[Layout records]
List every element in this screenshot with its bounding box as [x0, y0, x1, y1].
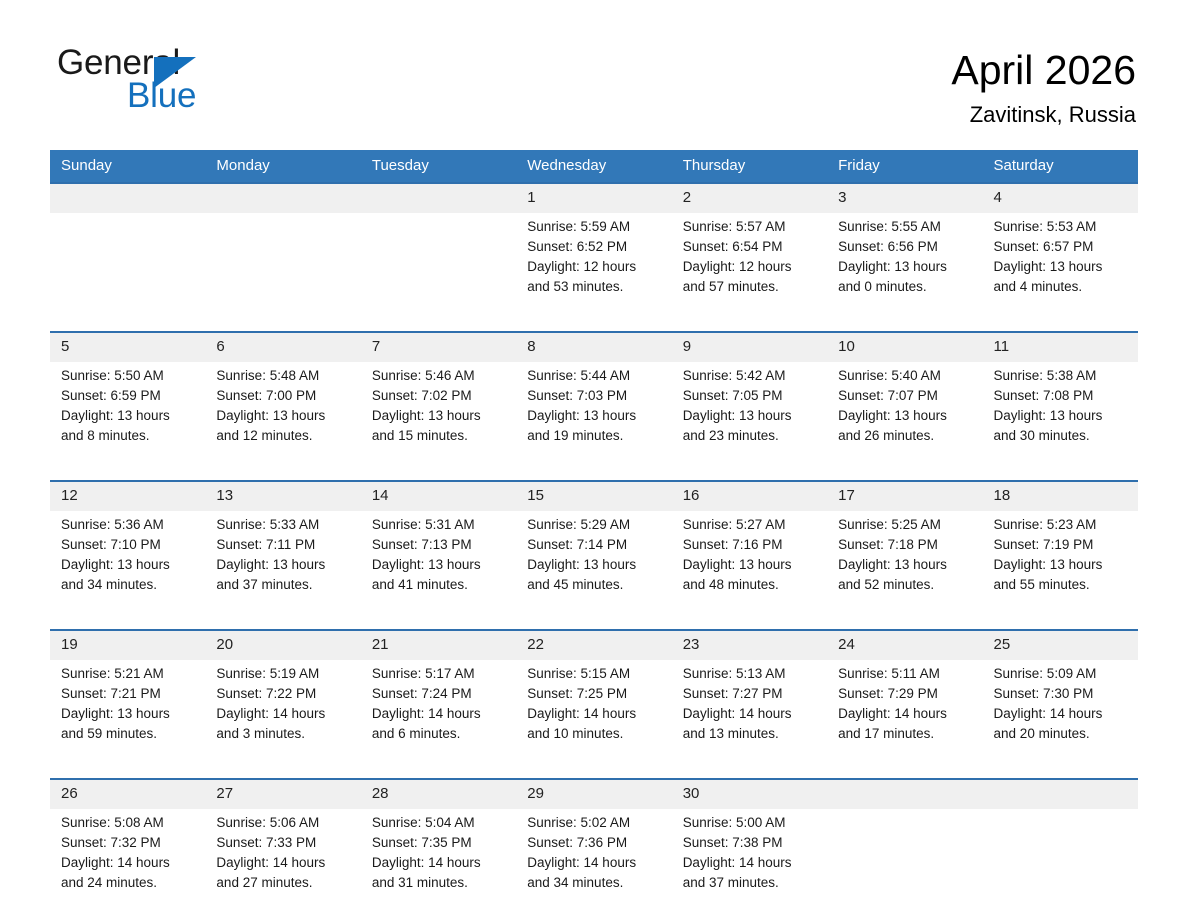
day-detail-line: Daylight: 14 hours [527, 853, 661, 873]
day-detail-line: Sunset: 7:05 PM [683, 386, 817, 406]
day-detail-line: and 55 minutes. [994, 575, 1128, 595]
weekday-header-row: Sunday Monday Tuesday Wednesday Thursday… [50, 150, 1138, 182]
day-detail-line: Sunset: 7:35 PM [372, 833, 506, 853]
day-detail-line: Daylight: 13 hours [994, 257, 1128, 277]
day-detail-line: Sunset: 7:27 PM [683, 684, 817, 704]
day-number[interactable]: 4 [983, 184, 1138, 213]
day-detail-line: Sunset: 7:33 PM [216, 833, 350, 853]
day-number[interactable]: 24 [827, 631, 982, 660]
day-detail-line: and 3 minutes. [216, 724, 350, 744]
day-number[interactable]: 19 [50, 631, 205, 660]
day-detail-line: and 57 minutes. [683, 277, 817, 297]
day-detail-line: Sunset: 7:36 PM [527, 833, 661, 853]
day-detail-line: Sunset: 6:56 PM [838, 237, 972, 257]
day-detail-cell[interactable]: Sunrise: 5:09 AMSunset: 7:30 PMDaylight:… [983, 660, 1138, 768]
day-detail-line: Daylight: 14 hours [216, 704, 350, 724]
day-detail-line: Sunrise: 5:57 AM [683, 217, 817, 237]
day-detail-cell[interactable]: Sunrise: 5:27 AMSunset: 7:16 PMDaylight:… [672, 511, 827, 619]
calendar-head: Sunday Monday Tuesday Wednesday Thursday… [50, 150, 1138, 182]
day-detail-line: Daylight: 13 hours [61, 406, 195, 426]
day-detail-line: and 4 minutes. [994, 277, 1128, 297]
day-detail-line: Sunrise: 5:33 AM [216, 515, 350, 535]
week-gap-cell [50, 768, 1138, 778]
day-detail-line: Daylight: 13 hours [527, 406, 661, 426]
day-number[interactable]: 12 [50, 482, 205, 511]
day-detail-line: Daylight: 14 hours [683, 853, 817, 873]
day-detail-line: Sunset: 6:57 PM [994, 237, 1128, 257]
day-number[interactable]: 17 [827, 482, 982, 511]
day-detail-line: Sunrise: 5:25 AM [838, 515, 972, 535]
week-gap [50, 619, 1138, 629]
day-detail-line: Sunrise: 5:42 AM [683, 366, 817, 386]
day-detail-line: Daylight: 14 hours [61, 853, 195, 873]
week-gap-cell [50, 619, 1138, 629]
day-number[interactable]: 26 [50, 780, 205, 809]
day-detail-line: and 10 minutes. [527, 724, 661, 744]
weekday-header-wednesday: Wednesday [516, 150, 671, 182]
day-number[interactable]: 11 [983, 333, 1138, 362]
day-detail-line: Sunrise: 5:23 AM [994, 515, 1128, 535]
day-detail-line: Sunrise: 5:17 AM [372, 664, 506, 684]
day-detail-line: Sunset: 7:24 PM [372, 684, 506, 704]
day-detail-line: Sunrise: 5:11 AM [838, 664, 972, 684]
calendar-body: 1234Sunrise: 5:59 AMSunset: 6:52 PMDayli… [50, 182, 1138, 917]
day-number[interactable]: 6 [205, 333, 360, 362]
day-detail-line: Daylight: 13 hours [994, 406, 1128, 426]
day-detail-cell[interactable]: Sunrise: 5:46 AMSunset: 7:02 PMDaylight:… [361, 362, 516, 470]
day-number-empty [205, 184, 360, 213]
day-detail-line: Sunset: 6:59 PM [61, 386, 195, 406]
day-number-empty [827, 780, 982, 809]
day-detail-line: Sunset: 7:19 PM [994, 535, 1128, 555]
day-detail-line: Sunrise: 5:48 AM [216, 366, 350, 386]
day-detail-cell[interactable]: Sunrise: 5:40 AMSunset: 7:07 PMDaylight:… [827, 362, 982, 470]
day-detail-cell-empty [827, 809, 982, 917]
day-detail-cell[interactable]: Sunrise: 5:48 AMSunset: 7:00 PMDaylight:… [205, 362, 360, 470]
day-detail-line: Sunset: 7:07 PM [838, 386, 972, 406]
day-detail-line: and 6 minutes. [372, 724, 506, 744]
general-blue-logo[interactable]: General Blue [57, 44, 287, 124]
day-detail-line: Sunrise: 5:55 AM [838, 217, 972, 237]
day-number[interactable]: 18 [983, 482, 1138, 511]
day-detail-line: Sunrise: 5:06 AM [216, 813, 350, 833]
day-detail-line: and 20 minutes. [994, 724, 1128, 744]
day-number[interactable]: 10 [827, 333, 982, 362]
day-detail-line: Daylight: 13 hours [216, 406, 350, 426]
day-detail-cell[interactable]: Sunrise: 5:38 AMSunset: 7:08 PMDaylight:… [983, 362, 1138, 470]
page-header: General Blue April 2026 Zavitinsk, Russi… [0, 0, 1188, 150]
day-detail-line: and 45 minutes. [527, 575, 661, 595]
day-detail-line: and 17 minutes. [838, 724, 972, 744]
day-detail-line: and 27 minutes. [216, 873, 350, 893]
day-detail-line: Sunrise: 5:19 AM [216, 664, 350, 684]
day-detail-cell[interactable]: Sunrise: 5:57 AMSunset: 6:54 PMDaylight:… [672, 213, 827, 321]
day-detail-line: Daylight: 14 hours [372, 704, 506, 724]
day-number-empty [50, 184, 205, 213]
day-detail-cell[interactable]: Sunrise: 5:36 AMSunset: 7:10 PMDaylight:… [50, 511, 205, 619]
day-number[interactable]: 23 [672, 631, 827, 660]
day-detail-line: and 30 minutes. [994, 426, 1128, 446]
day-detail-line: and 19 minutes. [527, 426, 661, 446]
day-detail-row: Sunrise: 5:50 AMSunset: 6:59 PMDaylight:… [50, 362, 1138, 470]
day-number[interactable]: 9 [672, 333, 827, 362]
calendar-table: Sunday Monday Tuesday Wednesday Thursday… [50, 150, 1138, 917]
day-number-row: 12131415161718 [50, 482, 1138, 511]
day-number[interactable]: 25 [983, 631, 1138, 660]
day-detail-line: and 34 minutes. [527, 873, 661, 893]
day-detail-cell[interactable]: Sunrise: 5:50 AMSunset: 6:59 PMDaylight:… [50, 362, 205, 470]
day-detail-row: Sunrise: 5:59 AMSunset: 6:52 PMDaylight:… [50, 213, 1138, 321]
weekday-header-friday: Friday [827, 150, 982, 182]
day-detail-cell-empty [50, 213, 205, 321]
day-detail-line: Daylight: 12 hours [527, 257, 661, 277]
day-detail-line: Sunset: 7:38 PM [683, 833, 817, 853]
day-detail-cell[interactable]: Sunrise: 5:23 AMSunset: 7:19 PMDaylight:… [983, 511, 1138, 619]
day-detail-line: Sunset: 7:00 PM [216, 386, 350, 406]
day-number[interactable]: 2 [672, 184, 827, 213]
day-detail-line: Sunrise: 5:50 AM [61, 366, 195, 386]
day-detail-row: Sunrise: 5:08 AMSunset: 7:32 PMDaylight:… [50, 809, 1138, 917]
day-number[interactable]: 14 [361, 482, 516, 511]
day-detail-cell-empty [983, 809, 1138, 917]
day-detail-cell[interactable]: Sunrise: 5:21 AMSunset: 7:21 PMDaylight:… [50, 660, 205, 768]
day-detail-line: Daylight: 14 hours [683, 704, 817, 724]
day-detail-line: Sunset: 7:29 PM [838, 684, 972, 704]
day-number[interactable]: 16 [672, 482, 827, 511]
day-detail-line: Daylight: 14 hours [838, 704, 972, 724]
day-detail-line: Sunset: 7:32 PM [61, 833, 195, 853]
day-detail-cell[interactable]: Sunrise: 5:55 AMSunset: 6:56 PMDaylight:… [827, 213, 982, 321]
day-number[interactable]: 29 [516, 780, 671, 809]
day-detail-line: and 13 minutes. [683, 724, 817, 744]
day-detail-line: and 31 minutes. [372, 873, 506, 893]
day-number[interactable]: 20 [205, 631, 360, 660]
day-detail-line: Daylight: 13 hours [61, 704, 195, 724]
title-block: April 2026 Zavitinsk, Russia [951, 44, 1136, 130]
day-number-row: 1234 [50, 184, 1138, 213]
day-detail-line: Daylight: 14 hours [372, 853, 506, 873]
day-detail-line: Sunrise: 5:53 AM [994, 217, 1128, 237]
week-gap [50, 321, 1138, 331]
weekday-header-monday: Monday [205, 150, 360, 182]
day-detail-line: and 34 minutes. [61, 575, 195, 595]
day-detail-row: Sunrise: 5:36 AMSunset: 7:10 PMDaylight:… [50, 511, 1138, 619]
day-detail-cell[interactable]: Sunrise: 5:08 AMSunset: 7:32 PMDaylight:… [50, 809, 205, 917]
day-detail-cell[interactable]: Sunrise: 5:06 AMSunset: 7:33 PMDaylight:… [205, 809, 360, 917]
day-detail-line: and 59 minutes. [61, 724, 195, 744]
day-number[interactable]: 7 [361, 333, 516, 362]
day-detail-line: and 0 minutes. [838, 277, 972, 297]
day-detail-line: Sunrise: 5:59 AM [527, 217, 661, 237]
day-number[interactable]: 28 [361, 780, 516, 809]
day-detail-line: and 48 minutes. [683, 575, 817, 595]
day-detail-cell[interactable]: Sunrise: 5:15 AMSunset: 7:25 PMDaylight:… [516, 660, 671, 768]
day-detail-line: Sunrise: 5:36 AM [61, 515, 195, 535]
day-detail-row: Sunrise: 5:21 AMSunset: 7:21 PMDaylight:… [50, 660, 1138, 768]
day-detail-line: Daylight: 13 hours [372, 555, 506, 575]
day-detail-line: Sunset: 7:18 PM [838, 535, 972, 555]
day-detail-line: Daylight: 13 hours [527, 555, 661, 575]
day-number[interactable]: 27 [205, 780, 360, 809]
week-gap-cell [50, 470, 1138, 480]
day-detail-line: Sunset: 7:30 PM [994, 684, 1128, 704]
day-detail-cell[interactable]: Sunrise: 5:02 AMSunset: 7:36 PMDaylight:… [516, 809, 671, 917]
day-detail-line: Sunset: 7:13 PM [372, 535, 506, 555]
day-number-row: 2627282930 [50, 780, 1138, 809]
day-detail-line: Daylight: 13 hours [61, 555, 195, 575]
day-number-row: 19202122232425 [50, 631, 1138, 660]
week-gap [50, 768, 1138, 778]
logo-text-blue: Blue [127, 78, 287, 114]
day-detail-cell[interactable]: Sunrise: 5:19 AMSunset: 7:22 PMDaylight:… [205, 660, 360, 768]
weekday-header-sunday: Sunday [50, 150, 205, 182]
day-detail-cell[interactable]: Sunrise: 5:11 AMSunset: 7:29 PMDaylight:… [827, 660, 982, 768]
day-detail-cell[interactable]: Sunrise: 5:44 AMSunset: 7:03 PMDaylight:… [516, 362, 671, 470]
day-number[interactable]: 1 [516, 184, 671, 213]
day-detail-line: Daylight: 14 hours [994, 704, 1128, 724]
day-detail-line: and 26 minutes. [838, 426, 972, 446]
day-detail-line: Sunset: 7:21 PM [61, 684, 195, 704]
day-detail-line: and 23 minutes. [683, 426, 817, 446]
day-detail-line: Sunset: 7:16 PM [683, 535, 817, 555]
day-detail-line: Sunset: 7:02 PM [372, 386, 506, 406]
day-detail-line: and 12 minutes. [216, 426, 350, 446]
weekday-header-saturday: Saturday [983, 150, 1138, 182]
day-number-row: 567891011 [50, 333, 1138, 362]
day-detail-line: Sunrise: 5:15 AM [527, 664, 661, 684]
day-detail-line: Daylight: 13 hours [838, 406, 972, 426]
day-detail-line: Daylight: 14 hours [216, 853, 350, 873]
page-subtitle: Zavitinsk, Russia [951, 100, 1136, 130]
calendar-page: General Blue April 2026 Zavitinsk, Russi… [0, 0, 1188, 918]
day-detail-line: Daylight: 13 hours [683, 406, 817, 426]
day-detail-line: Sunset: 6:52 PM [527, 237, 661, 257]
day-detail-line: Sunset: 7:14 PM [527, 535, 661, 555]
day-detail-cell[interactable]: Sunrise: 5:53 AMSunset: 6:57 PMDaylight:… [983, 213, 1138, 321]
day-detail-line: and 41 minutes. [372, 575, 506, 595]
day-detail-line: Sunset: 7:10 PM [61, 535, 195, 555]
day-detail-line: Sunrise: 5:44 AM [527, 366, 661, 386]
day-detail-line: Daylight: 13 hours [838, 555, 972, 575]
day-detail-cell[interactable]: Sunrise: 5:42 AMSunset: 7:05 PMDaylight:… [672, 362, 827, 470]
day-detail-line: Sunrise: 5:38 AM [994, 366, 1128, 386]
week-gap-cell [50, 321, 1138, 331]
day-detail-line: and 24 minutes. [61, 873, 195, 893]
day-detail-line: Sunrise: 5:08 AM [61, 813, 195, 833]
day-detail-line: Daylight: 12 hours [683, 257, 817, 277]
day-detail-line: and 8 minutes. [61, 426, 195, 446]
day-number[interactable]: 15 [516, 482, 671, 511]
day-detail-line: Sunrise: 5:04 AM [372, 813, 506, 833]
week-gap [50, 470, 1138, 480]
day-detail-line: Sunset: 7:25 PM [527, 684, 661, 704]
day-detail-line: Sunrise: 5:09 AM [994, 664, 1128, 684]
day-detail-line: Sunrise: 5:00 AM [683, 813, 817, 833]
triangle-icon [154, 57, 196, 88]
day-detail-cell[interactable]: Sunrise: 5:31 AMSunset: 7:13 PMDaylight:… [361, 511, 516, 619]
day-detail-line: and 15 minutes. [372, 426, 506, 446]
day-detail-line: and 37 minutes. [683, 873, 817, 893]
day-detail-line: Sunrise: 5:31 AM [372, 515, 506, 535]
day-number-empty [361, 184, 516, 213]
day-detail-line: Sunset: 6:54 PM [683, 237, 817, 257]
day-number[interactable]: 30 [672, 780, 827, 809]
day-detail-line: and 53 minutes. [527, 277, 661, 297]
day-detail-line: Daylight: 13 hours [838, 257, 972, 277]
day-detail-cell[interactable]: Sunrise: 5:04 AMSunset: 7:35 PMDaylight:… [361, 809, 516, 917]
day-detail-line: Sunset: 7:03 PM [527, 386, 661, 406]
day-detail-line: Sunset: 7:11 PM [216, 535, 350, 555]
day-detail-cell[interactable]: Sunrise: 5:13 AMSunset: 7:27 PMDaylight:… [672, 660, 827, 768]
day-detail-line: Daylight: 14 hours [527, 704, 661, 724]
day-detail-line: Sunrise: 5:21 AM [61, 664, 195, 684]
weekday-header-tuesday: Tuesday [361, 150, 516, 182]
day-detail-line: Sunrise: 5:29 AM [527, 515, 661, 535]
day-number[interactable]: 13 [205, 482, 360, 511]
day-detail-cell[interactable]: Sunrise: 5:17 AMSunset: 7:24 PMDaylight:… [361, 660, 516, 768]
day-detail-line: Daylight: 13 hours [216, 555, 350, 575]
day-detail-cell[interactable]: Sunrise: 5:25 AMSunset: 7:18 PMDaylight:… [827, 511, 982, 619]
day-detail-line: and 52 minutes. [838, 575, 972, 595]
day-detail-line: and 37 minutes. [216, 575, 350, 595]
day-detail-cell[interactable]: Sunrise: 5:33 AMSunset: 7:11 PMDaylight:… [205, 511, 360, 619]
day-detail-line: Sunrise: 5:02 AM [527, 813, 661, 833]
day-detail-line: Sunrise: 5:13 AM [683, 664, 817, 684]
day-detail-line: Daylight: 13 hours [994, 555, 1128, 575]
day-number[interactable]: 21 [361, 631, 516, 660]
day-detail-cell[interactable]: Sunrise: 5:59 AMSunset: 6:52 PMDaylight:… [516, 213, 671, 321]
day-detail-line: Sunrise: 5:46 AM [372, 366, 506, 386]
day-number[interactable]: 3 [827, 184, 982, 213]
day-number[interactable]: 8 [516, 333, 671, 362]
weekday-header-thursday: Thursday [672, 150, 827, 182]
day-number[interactable]: 22 [516, 631, 671, 660]
day-number[interactable]: 5 [50, 333, 205, 362]
day-detail-line: Sunset: 7:22 PM [216, 684, 350, 704]
day-number-empty [983, 780, 1138, 809]
day-detail-line: Sunset: 7:08 PM [994, 386, 1128, 406]
day-detail-line: Daylight: 13 hours [683, 555, 817, 575]
day-detail-line: Daylight: 13 hours [372, 406, 506, 426]
day-detail-line: Sunrise: 5:40 AM [838, 366, 972, 386]
day-detail-cell[interactable]: Sunrise: 5:29 AMSunset: 7:14 PMDaylight:… [516, 511, 671, 619]
day-detail-cell-empty [205, 213, 360, 321]
page-title: April 2026 [951, 46, 1136, 94]
day-detail-cell-empty [361, 213, 516, 321]
day-detail-cell[interactable]: Sunrise: 5:00 AMSunset: 7:38 PMDaylight:… [672, 809, 827, 917]
day-detail-line: Sunrise: 5:27 AM [683, 515, 817, 535]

- REQUEST:
Please return, unchanged and in order, every line of the listing from the line with "day-detail-line: Daylight: 14 hours [527, 853, 661, 873]" up to and including the line with "day-detail-line: Sunset: 6:57".

- FINAL RESULT:
day-detail-line: Daylight: 14 hours [527, 853, 661, 873]
day-detail-line: Sunset: 7:05 PM [683, 386, 817, 406]
day-detail-line: and 55 minutes. [994, 575, 1128, 595]
weekday-header-row: Sunday Monday Tuesday Wednesday Thursday… [50, 150, 1138, 182]
day-detail-line: Sunset: 7:35 PM [372, 833, 506, 853]
day-detail-line: Daylight: 13 hours [994, 257, 1128, 277]
day-detail-line: Sunset: 7:27 PM [683, 684, 817, 704]
day-number[interactable]: 4 [983, 184, 1138, 213]
day-detail-line: Sunset: 7:33 PM [216, 833, 350, 853]
day-number[interactable]: 24 [827, 631, 982, 660]
day-detail-line: and 3 minutes. [216, 724, 350, 744]
day-number[interactable]: 19 [50, 631, 205, 660]
day-detail-line: and 57 minutes. [683, 277, 817, 297]
day-detail-line: Sunset: 7:36 PM [527, 833, 661, 853]
day-detail-line: Sunset: 6:56 PM [838, 237, 972, 257]
day-detail-cell[interactable]: Sunrise: 5:09 AMSunset: 7:30 PMDaylight:… [983, 660, 1138, 768]
day-detail-line: Daylight: 14 hours [216, 704, 350, 724]
day-detail-line: Sunrise: 5:57 AM [683, 217, 817, 237]
day-detail-cell[interactable]: Sunrise: 5:27 AMSunset: 7:16 PMDaylight:… [672, 511, 827, 619]
calendar-head: Sunday Monday Tuesday Wednesday Thursday… [50, 150, 1138, 182]
day-detail-line: Daylight: 13 hours [61, 406, 195, 426]
day-detail-line: and 4 minutes. [994, 277, 1128, 297]
day-detail-line: Sunrise: 5:33 AM [216, 515, 350, 535]
week-gap-cell [50, 768, 1138, 778]
day-detail-line: Daylight: 13 hours [527, 406, 661, 426]
day-number[interactable]: 12 [50, 482, 205, 511]
day-detail-line: Daylight: 14 hours [683, 853, 817, 873]
day-detail-line: Sunset: 6:57 PM [994, 237, 1128, 257]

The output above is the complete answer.